- Problem -
Lift out all lines below that contain "your".

(Records)
◇ ◇ ◇ ◇ ◇
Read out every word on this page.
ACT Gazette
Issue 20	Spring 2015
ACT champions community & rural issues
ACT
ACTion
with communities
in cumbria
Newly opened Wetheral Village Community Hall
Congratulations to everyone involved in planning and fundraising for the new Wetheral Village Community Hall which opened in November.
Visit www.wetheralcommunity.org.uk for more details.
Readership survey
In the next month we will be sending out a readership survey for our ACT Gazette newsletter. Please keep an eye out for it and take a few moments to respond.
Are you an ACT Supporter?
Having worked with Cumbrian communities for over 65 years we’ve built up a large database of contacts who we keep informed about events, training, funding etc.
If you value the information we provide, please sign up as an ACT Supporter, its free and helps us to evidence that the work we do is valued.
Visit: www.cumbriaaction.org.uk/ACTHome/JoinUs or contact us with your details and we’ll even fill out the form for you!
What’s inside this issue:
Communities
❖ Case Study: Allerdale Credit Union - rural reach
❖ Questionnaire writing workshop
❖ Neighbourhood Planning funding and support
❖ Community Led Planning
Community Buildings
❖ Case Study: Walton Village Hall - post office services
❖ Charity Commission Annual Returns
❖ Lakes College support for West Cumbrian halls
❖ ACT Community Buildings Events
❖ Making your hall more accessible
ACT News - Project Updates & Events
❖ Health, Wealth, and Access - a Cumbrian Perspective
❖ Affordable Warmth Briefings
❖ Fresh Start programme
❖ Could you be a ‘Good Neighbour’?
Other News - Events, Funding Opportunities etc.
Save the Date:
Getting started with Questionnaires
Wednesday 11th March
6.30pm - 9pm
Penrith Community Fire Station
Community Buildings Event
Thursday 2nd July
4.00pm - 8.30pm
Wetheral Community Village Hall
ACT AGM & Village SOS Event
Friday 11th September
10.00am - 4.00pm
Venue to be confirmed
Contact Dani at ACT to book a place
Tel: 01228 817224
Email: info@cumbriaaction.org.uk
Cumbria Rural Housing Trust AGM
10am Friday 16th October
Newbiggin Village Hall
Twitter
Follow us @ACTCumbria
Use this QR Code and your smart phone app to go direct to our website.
◇ ◇ ◇ ◇ ◇
- Solution for this problem -
Visit: www.cumbriaaction.org.uk/ACTHome/JoinUs or contact us with your details and we’ll even fill out the form for you!
❖ Making your hall more accessible
Use this QR Code and your smart phone app to go direct to our website.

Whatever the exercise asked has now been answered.